▶ _Work required_:
Select the lines below containing the word "document".
* Start Entries *
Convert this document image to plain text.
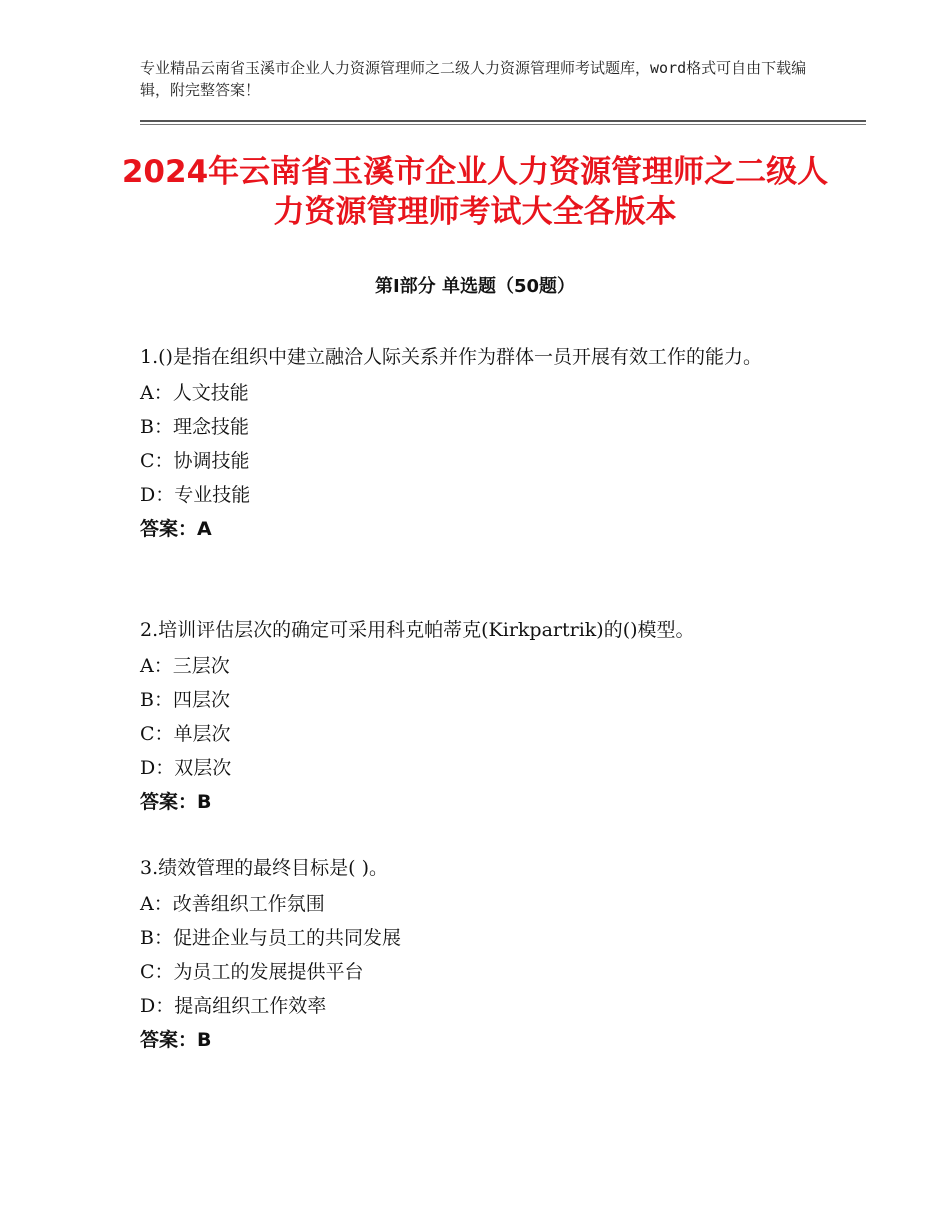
专业精品云南省玉溪市企业人力资源管理师之二级人力资源管理师考试题库，word格式可自由下载编辑，附完整答案！
2024年云南省玉溪市企业人力资源管理师之二级人力资源管理师考试大全各版本
第Ⅰ部分 单选题（50题）
1.()是指在组织中建立融洽人际关系并作为群体一员开展有效工作的能力。
A：人文技能
B：理念技能
C：协调技能
D：专业技能
答案：A
2.培训评估层次的确定可采用科克帕蒂克(Kirkpartrik)的()模型。
A：三层次
B：四层次
C：单层次
D：双层次
答案：B
3.绩效管理的最终目标是( )。
A：改善组织工作氛围
B：促进企业与员工的共同发展
C：为员工的发展提供平台
D：提高组织工作效率
答案：B
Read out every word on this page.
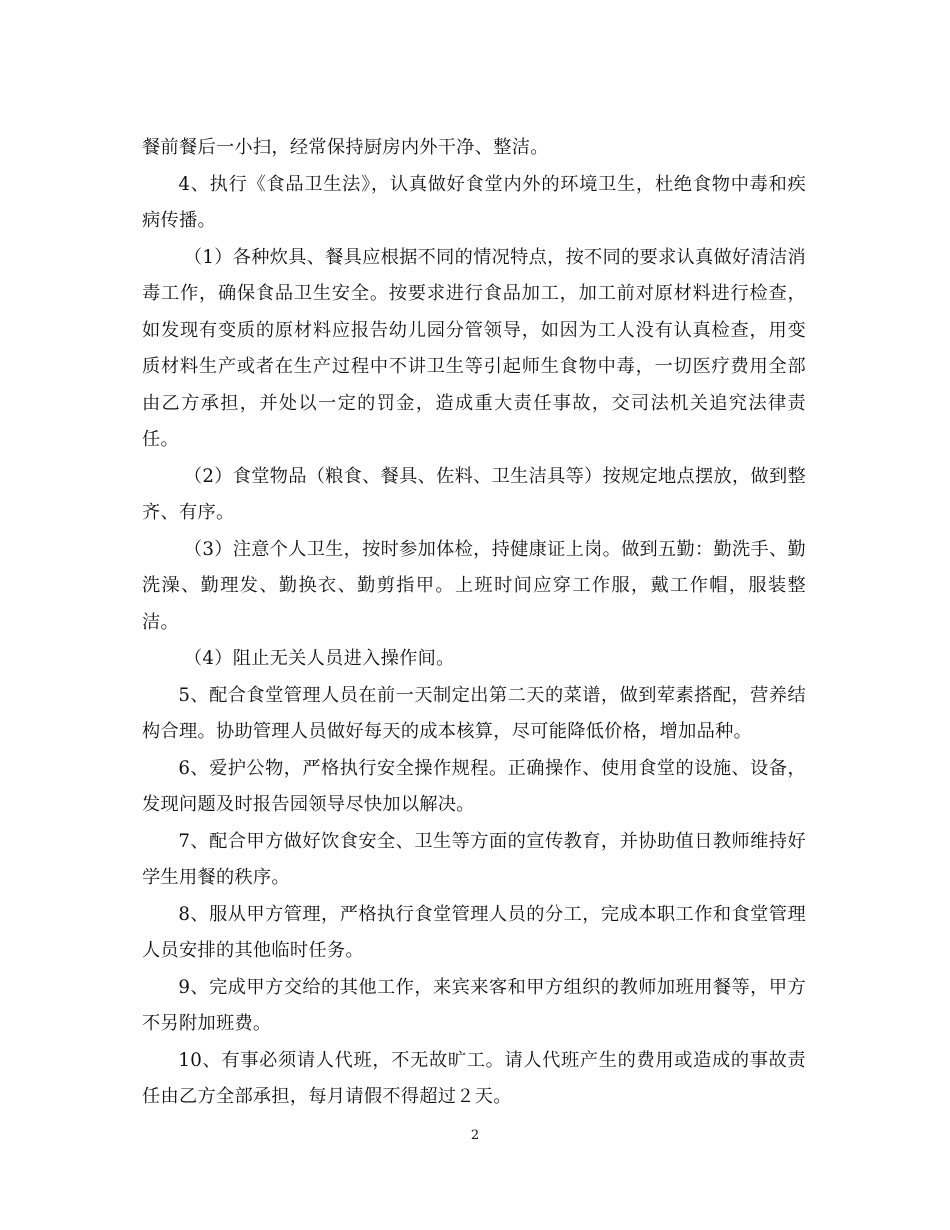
餐前餐后一小扫，经常保持厨房内外干净、整洁。

4、执行《食品卫生法》，认真做好食堂内外的环境卫生，杜绝食物中毒和疾病传播。

（1）各种炊具、餐具应根据不同的情况特点，按不同的要求认真做好清洁消毒工作，确保食品卫生安全。按要求进行食品加工，加工前对原材料进行检查，如发现有变质的原材料应报告幼儿园分管领导，如因为工人没有认真检查，用变质材料生产或者在生产过程中不讲卫生等引起师生食物中毒，一切医疗费用全部由乙方承担，并处以一定的罚金，造成重大责任事故，交司法机关追究法律责任。

（2）食堂物品（粮食、餐具、佐料、卫生洁具等）按规定地点摆放，做到整齐、有序。

（3）注意个人卫生，按时参加体检，持健康证上岗。做到五勤：勤洗手、勤洗澡、勤理发、勤换衣、勤剪指甲。上班时间应穿工作服，戴工作帽，服装整洁。

（4）阻止无关人员进入操作间。

5、配合食堂管理人员在前一天制定出第二天的菜谱，做到荤素搭配，营养结构合理。协助管理人员做好每天的成本核算，尽可能降低价格，增加品种。

6、爱护公物，严格执行安全操作规程。正确操作、使用食堂的设施、设备，发现问题及时报告园领导尽快加以解决。

7、配合甲方做好饮食安全、卫生等方面的宣传教育，并协助值日教师维持好学生用餐的秩序。

8、服从甲方管理，严格执行食堂管理人员的分工，完成本职工作和食堂管理人员安排的其他临时任务。

9、完成甲方交给的其他工作，来宾来客和甲方组织的教师加班用餐等，甲方不另附加班费。

10、有事必须请人代班，不无故旷工。请人代班产生的费用或造成的事故责任由乙方全部承担，每月请假不得超过２天。

2
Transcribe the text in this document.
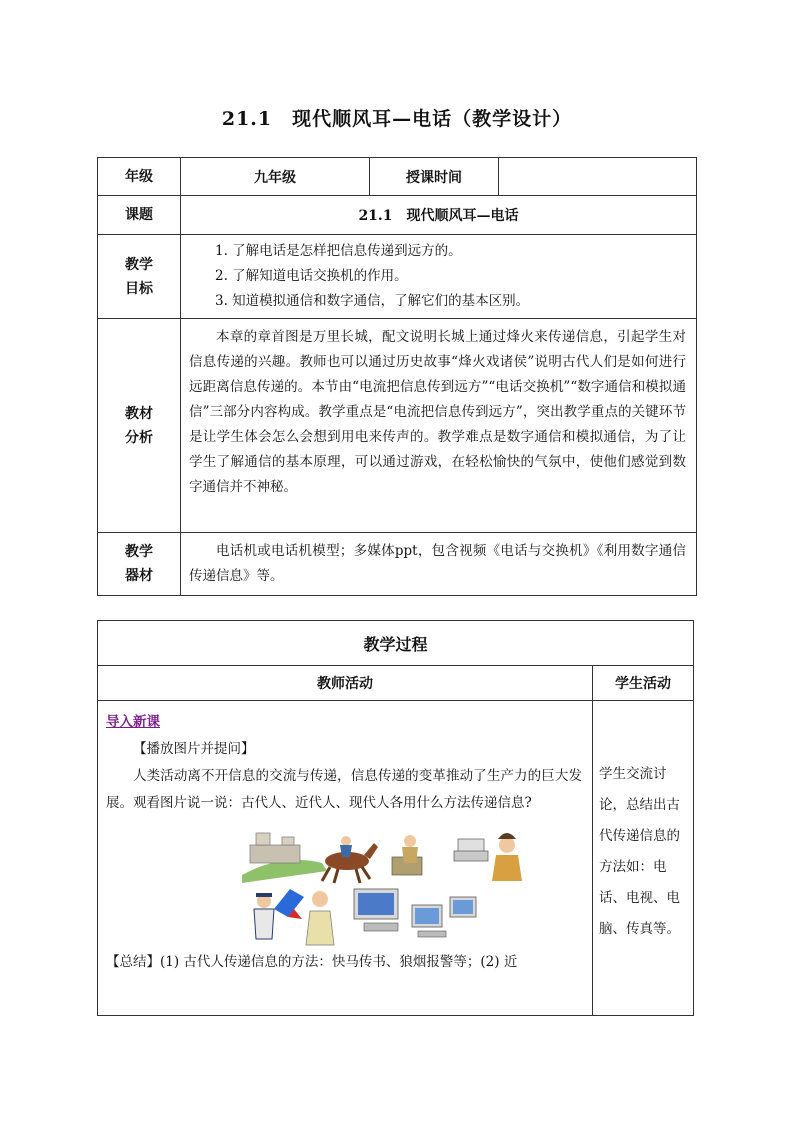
21.1　现代顺风耳—电话（教学设计）
年级	九年级	授课时间	
课题	21.1　现代顺风耳—电话		

教学目标	1. 了解电话是怎样把信息传递到远方的。
2. 了解知道电话交换机的作用。
3. 知道模拟通信和数字通信，了解它们的基本区别。		

教材分析	本章的章首图是万里长城，配文说明长城上通过烽火来传递信息，引起学生对信息传递的兴趣。教师也可以通过历史故事“烽火戏诸侯”说明古代人们是如何进行远距离信息传递的。本节由“电流把信息传到远方”“电话交换机”“数字通信和模拟通信”三部分内容构成。教学重点是“电流把信息传到远方”，突出教学重点的关键环节是让学生体会怎么会想到用电来传声的。教学难点是数字通信和模拟通信，为了让学生了解通信的基本原理，可以通过游戏，在轻松愉快的气氛中，使他们感觉到数字通信并不神秘。		

教学器材	电话机或电话机模型；多媒体ppt，包含视频《电话与交换机》《利用数字通信传递信息》等。		
教学过程	
教师活动	学生活动

导入新课
【播放图片并提问】
人类活动离不开信息的交流与传递，信息传递的变革推动了生产力的巨大发展。观看图片说一说：古代人、近代人、现代人各用什么方法传递信息?
【总结】(1) 古代人传递信息的方法：快马传书、狼烟报警等；(2) 近	学生交流讨论，总结出古代传递信息的方法如：电话、电视、电脑、传真等。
* End Entries *
▶ _Reply_:
Convert this document image to plain text.
Transcribe the text in this document.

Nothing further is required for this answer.